= CHALLENGE =
Without the pictures, write out all the lines below exactly as they appear.

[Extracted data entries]
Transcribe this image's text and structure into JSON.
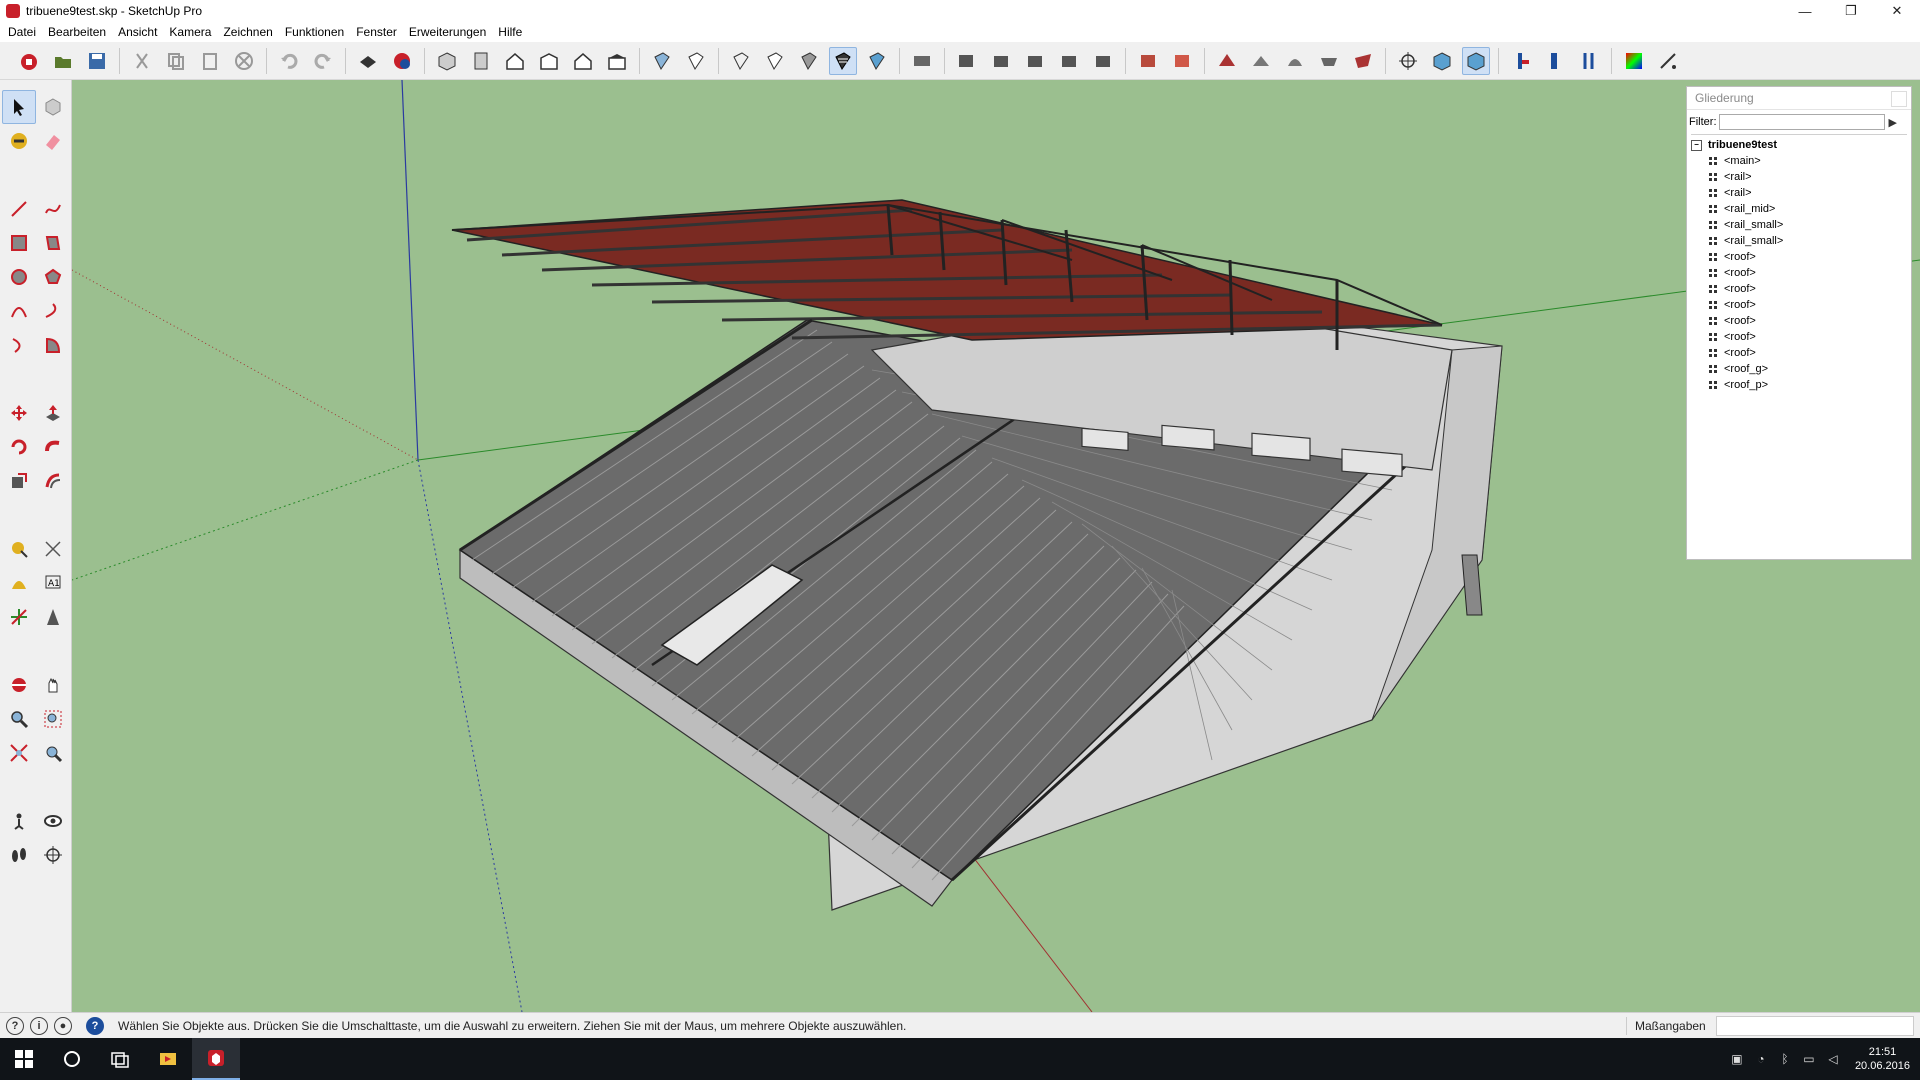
{
  "window": {
    "title": "tribuene9test.skp - SketchUp Pro",
    "controls": [
      "—",
      "❐",
      "✕"
    ]
  },
  "menu": [
    "Datei",
    "Bearbeiten",
    "Ansicht",
    "Kamera",
    "Zeichnen",
    "Funktionen",
    "Fenster",
    "Erweiterungen",
    "Hilfe"
  ],
  "outliner": {
    "title": "Gliederung",
    "filter_label": "Filter:",
    "filter_value": "",
    "root": "tribuene9test",
    "items": [
      "<main>",
      "<rail>",
      "<rail>",
      "<rail_mid>",
      "<rail_small>",
      "<rail_small>",
      "<roof>",
      "<roof>",
      "<roof>",
      "<roof>",
      "<roof>",
      "<roof>",
      "<roof>",
      "<roof_g>",
      "<roof_p>"
    ]
  },
  "status": {
    "message": "Wählen Sie Objekte aus. Drücken Sie die Umschalttaste, um die Auswahl zu erweitern. Ziehen Sie mit der Maus, um mehrere Objekte auszuwählen.",
    "measure_label": "Maßangaben",
    "measure_value": ""
  },
  "taskbar": {
    "time": "21:51",
    "date": "20.06.2016"
  },
  "colors": {
    "sky": "#9bbf8f",
    "roof": "#7a2a22",
    "stand_wall": "#d4d4d4",
    "steps": "#6b6b6b",
    "accent": "#1c4d9c"
  }
}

= CORRECT RESPONSE =
Transcribe this image's text and structure into JSON.
{
  "window": {
    "title": "tribuene9test.skp - SketchUp Pro",
    "controls": [
      "—",
      "❐",
      "✕"
    ]
  },
  "menu": [
    "Datei",
    "Bearbeiten",
    "Ansicht",
    "Kamera",
    "Zeichnen",
    "Funktionen",
    "Fenster",
    "Erweiterungen",
    "Hilfe"
  ],
  "outliner": {
    "title": "Gliederung",
    "filter_label": "Filter:",
    "filter_value": "",
    "root": "tribuene9test",
    "items": [
      "<main>",
      "<rail>",
      "<rail>",
      "<rail_mid>",
      "<rail_small>",
      "<rail_small>",
      "<roof>",
      "<roof>",
      "<roof>",
      "<roof>",
      "<roof>",
      "<roof>",
      "<roof>",
      "<roof_g>",
      "<roof_p>"
    ]
  },
  "status": {
    "message": "Wählen Sie Objekte aus. Drücken Sie die Umschalttaste, um die Auswahl zu erweitern. Ziehen Sie mit der Maus, um mehrere Objekte auszuwählen.",
    "measure_label": "Maßangaben",
    "measure_value": ""
  },
  "taskbar": {
    "time": "21:51",
    "date": "20.06.2016"
  },
  "colors": {
    "sky": "#9bbf8f",
    "roof": "#7a2a22",
    "stand_wall": "#d4d4d4",
    "steps": "#6b6b6b",
    "accent": "#1c4d9c"
  }
}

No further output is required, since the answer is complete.